INSTRUCTIONS TO FOLLOW —
Write out the listing below again, precisely as it is given.

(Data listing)

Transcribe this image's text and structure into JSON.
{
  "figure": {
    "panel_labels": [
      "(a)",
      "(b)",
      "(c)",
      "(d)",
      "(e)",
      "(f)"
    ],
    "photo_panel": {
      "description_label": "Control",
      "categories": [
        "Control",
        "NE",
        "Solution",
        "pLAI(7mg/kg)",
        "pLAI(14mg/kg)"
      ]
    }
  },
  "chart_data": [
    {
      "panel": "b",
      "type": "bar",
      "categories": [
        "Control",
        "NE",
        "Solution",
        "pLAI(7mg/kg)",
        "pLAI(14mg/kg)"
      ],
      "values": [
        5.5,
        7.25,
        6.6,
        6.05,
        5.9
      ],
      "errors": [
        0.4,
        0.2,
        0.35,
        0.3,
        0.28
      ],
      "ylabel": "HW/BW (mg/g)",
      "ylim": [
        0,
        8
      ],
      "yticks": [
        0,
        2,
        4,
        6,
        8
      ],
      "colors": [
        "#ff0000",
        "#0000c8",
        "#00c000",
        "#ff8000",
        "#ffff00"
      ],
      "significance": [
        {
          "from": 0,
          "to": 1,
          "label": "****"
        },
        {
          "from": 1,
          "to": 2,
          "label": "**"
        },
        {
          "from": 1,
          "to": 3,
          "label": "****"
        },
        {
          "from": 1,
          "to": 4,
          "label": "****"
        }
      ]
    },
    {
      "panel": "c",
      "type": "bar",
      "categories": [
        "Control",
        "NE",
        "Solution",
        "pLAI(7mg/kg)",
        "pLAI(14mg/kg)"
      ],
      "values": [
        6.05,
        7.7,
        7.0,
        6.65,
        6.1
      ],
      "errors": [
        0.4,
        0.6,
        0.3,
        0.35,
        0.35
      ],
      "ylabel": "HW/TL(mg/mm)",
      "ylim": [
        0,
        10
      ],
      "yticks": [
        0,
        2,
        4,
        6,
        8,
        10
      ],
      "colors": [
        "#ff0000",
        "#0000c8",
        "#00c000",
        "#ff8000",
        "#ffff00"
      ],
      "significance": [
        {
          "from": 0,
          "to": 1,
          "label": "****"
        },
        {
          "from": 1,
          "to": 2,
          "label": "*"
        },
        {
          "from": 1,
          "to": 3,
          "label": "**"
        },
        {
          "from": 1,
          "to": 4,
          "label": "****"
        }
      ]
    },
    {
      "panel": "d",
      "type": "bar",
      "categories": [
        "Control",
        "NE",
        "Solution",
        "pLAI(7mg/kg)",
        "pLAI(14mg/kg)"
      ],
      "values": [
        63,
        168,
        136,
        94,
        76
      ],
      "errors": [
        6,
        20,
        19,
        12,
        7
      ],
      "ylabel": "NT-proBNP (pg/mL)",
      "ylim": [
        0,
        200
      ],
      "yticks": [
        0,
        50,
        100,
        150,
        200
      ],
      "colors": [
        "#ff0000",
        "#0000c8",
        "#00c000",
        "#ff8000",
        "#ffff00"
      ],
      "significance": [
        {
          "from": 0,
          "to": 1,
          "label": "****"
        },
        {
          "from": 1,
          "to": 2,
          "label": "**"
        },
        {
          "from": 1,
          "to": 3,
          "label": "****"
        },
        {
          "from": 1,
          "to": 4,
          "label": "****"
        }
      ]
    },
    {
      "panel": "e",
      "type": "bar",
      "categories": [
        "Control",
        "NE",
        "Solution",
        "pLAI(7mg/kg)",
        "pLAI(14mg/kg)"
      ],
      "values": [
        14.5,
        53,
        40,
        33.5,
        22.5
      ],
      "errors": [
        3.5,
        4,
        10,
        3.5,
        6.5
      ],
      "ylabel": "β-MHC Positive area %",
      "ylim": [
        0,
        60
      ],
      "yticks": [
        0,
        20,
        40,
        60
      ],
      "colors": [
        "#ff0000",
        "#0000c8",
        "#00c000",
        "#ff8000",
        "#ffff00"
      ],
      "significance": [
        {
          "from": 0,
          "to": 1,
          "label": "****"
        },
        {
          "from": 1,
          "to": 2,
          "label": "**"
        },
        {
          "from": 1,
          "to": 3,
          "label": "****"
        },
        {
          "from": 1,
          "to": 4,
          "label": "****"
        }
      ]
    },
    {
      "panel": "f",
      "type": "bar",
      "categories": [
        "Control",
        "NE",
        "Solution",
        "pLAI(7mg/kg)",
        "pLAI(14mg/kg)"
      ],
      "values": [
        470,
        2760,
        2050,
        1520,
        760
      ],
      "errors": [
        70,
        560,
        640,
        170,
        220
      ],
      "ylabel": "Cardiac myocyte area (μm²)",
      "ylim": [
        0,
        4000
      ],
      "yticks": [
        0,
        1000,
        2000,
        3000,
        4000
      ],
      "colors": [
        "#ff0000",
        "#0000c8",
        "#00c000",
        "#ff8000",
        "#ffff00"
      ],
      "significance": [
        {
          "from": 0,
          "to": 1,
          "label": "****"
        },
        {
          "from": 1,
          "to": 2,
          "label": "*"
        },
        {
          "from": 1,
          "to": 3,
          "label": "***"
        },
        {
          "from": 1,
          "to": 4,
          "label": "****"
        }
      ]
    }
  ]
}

RESPONSE —
Transcribe this image's text and structure into JSON.
{
  "figure": {
    "panel_labels": [
      "(a)",
      "(b)",
      "(c)",
      "(d)",
      "(e)",
      "(f)"
    ],
    "photo_panel": {
      "description_label": "Control",
      "categories": [
        "Control",
        "NE",
        "Solution",
        "pLAI(7mg/kg)",
        "pLAI(14mg/kg)"
      ]
    }
  },
  "chart_data": [
    {
      "panel": "b",
      "type": "bar",
      "categories": [
        "Control",
        "NE",
        "Solution",
        "pLAI(7mg/kg)",
        "pLAI(14mg/kg)"
      ],
      "values": [
        5.5,
        7.25,
        6.6,
        6.05,
        5.9
      ],
      "errors": [
        0.4,
        0.2,
        0.35,
        0.3,
        0.28
      ],
      "ylabel": "HW/BW (mg/g)",
      "ylim": [
        0,
        8
      ],
      "yticks": [
        0,
        2,
        4,
        6,
        8
      ],
      "colors": [
        "#ff0000",
        "#0000c8",
        "#00c000",
        "#ff8000",
        "#ffff00"
      ],
      "significance": [
        {
          "from": 0,
          "to": 1,
          "label": "****"
        },
        {
          "from": 1,
          "to": 2,
          "label": "**"
        },
        {
          "from": 1,
          "to": 3,
          "label": "****"
        },
        {
          "from": 1,
          "to": 4,
          "label": "****"
        }
      ]
    },
    {
      "panel": "c",
      "type": "bar",
      "categories": [
        "Control",
        "NE",
        "Solution",
        "pLAI(7mg/kg)",
        "pLAI(14mg/kg)"
      ],
      "values": [
        6.05,
        7.7,
        7.0,
        6.65,
        6.1
      ],
      "errors": [
        0.4,
        0.6,
        0.3,
        0.35,
        0.35
      ],
      "ylabel": "HW/TL(mg/mm)",
      "ylim": [
        0,
        10
      ],
      "yticks": [
        0,
        2,
        4,
        6,
        8,
        10
      ],
      "colors": [
        "#ff0000",
        "#0000c8",
        "#00c000",
        "#ff8000",
        "#ffff00"
      ],
      "significance": [
        {
          "from": 0,
          "to": 1,
          "label": "****"
        },
        {
          "from": 1,
          "to": 2,
          "label": "*"
        },
        {
          "from": 1,
          "to": 3,
          "label": "**"
        },
        {
          "from": 1,
          "to": 4,
          "label": "****"
        }
      ]
    },
    {
      "panel": "d",
      "type": "bar",
      "categories": [
        "Control",
        "NE",
        "Solution",
        "pLAI(7mg/kg)",
        "pLAI(14mg/kg)"
      ],
      "values": [
        63,
        168,
        136,
        94,
        76
      ],
      "errors": [
        6,
        20,
        19,
        12,
        7
      ],
      "ylabel": "NT-proBNP (pg/mL)",
      "ylim": [
        0,
        200
      ],
      "yticks": [
        0,
        50,
        100,
        150,
        200
      ],
      "colors": [
        "#ff0000",
        "#0000c8",
        "#00c000",
        "#ff8000",
        "#ffff00"
      ],
      "significance": [
        {
          "from": 0,
          "to": 1,
          "label": "****"
        },
        {
          "from": 1,
          "to": 2,
          "label": "**"
        },
        {
          "from": 1,
          "to": 3,
          "label": "****"
        },
        {
          "from": 1,
          "to": 4,
          "label": "****"
        }
      ]
    },
    {
      "panel": "e",
      "type": "bar",
      "categories": [
        "Control",
        "NE",
        "Solution",
        "pLAI(7mg/kg)",
        "pLAI(14mg/kg)"
      ],
      "values": [
        14.5,
        53,
        40,
        33.5,
        22.5
      ],
      "errors": [
        3.5,
        4,
        10,
        3.5,
        6.5
      ],
      "ylabel": "β-MHC Positive area %",
      "ylim": [
        0,
        60
      ],
      "yticks": [
        0,
        20,
        40,
        60
      ],
      "colors": [
        "#ff0000",
        "#0000c8",
        "#00c000",
        "#ff8000",
        "#ffff00"
      ],
      "significance": [
        {
          "from": 0,
          "to": 1,
          "label": "****"
        },
        {
          "from": 1,
          "to": 2,
          "label": "**"
        },
        {
          "from": 1,
          "to": 3,
          "label": "****"
        },
        {
          "from": 1,
          "to": 4,
          "label": "****"
        }
      ]
    },
    {
      "panel": "f",
      "type": "bar",
      "categories": [
        "Control",
        "NE",
        "Solution",
        "pLAI(7mg/kg)",
        "pLAI(14mg/kg)"
      ],
      "values": [
        470,
        2760,
        2050,
        1520,
        760
      ],
      "errors": [
        70,
        560,
        640,
        170,
        220
      ],
      "ylabel": "Cardiac myocyte area (μm²)",
      "ylim": [
        0,
        4000
      ],
      "yticks": [
        0,
        1000,
        2000,
        3000,
        4000
      ],
      "colors": [
        "#ff0000",
        "#0000c8",
        "#00c000",
        "#ff8000",
        "#ffff00"
      ],
      "significance": [
        {
          "from": 0,
          "to": 1,
          "label": "****"
        },
        {
          "from": 1,
          "to": 2,
          "label": "*"
        },
        {
          "from": 1,
          "to": 3,
          "label": "***"
        },
        {
          "from": 1,
          "to": 4,
          "label": "****"
        }
      ]
    }
  ]
}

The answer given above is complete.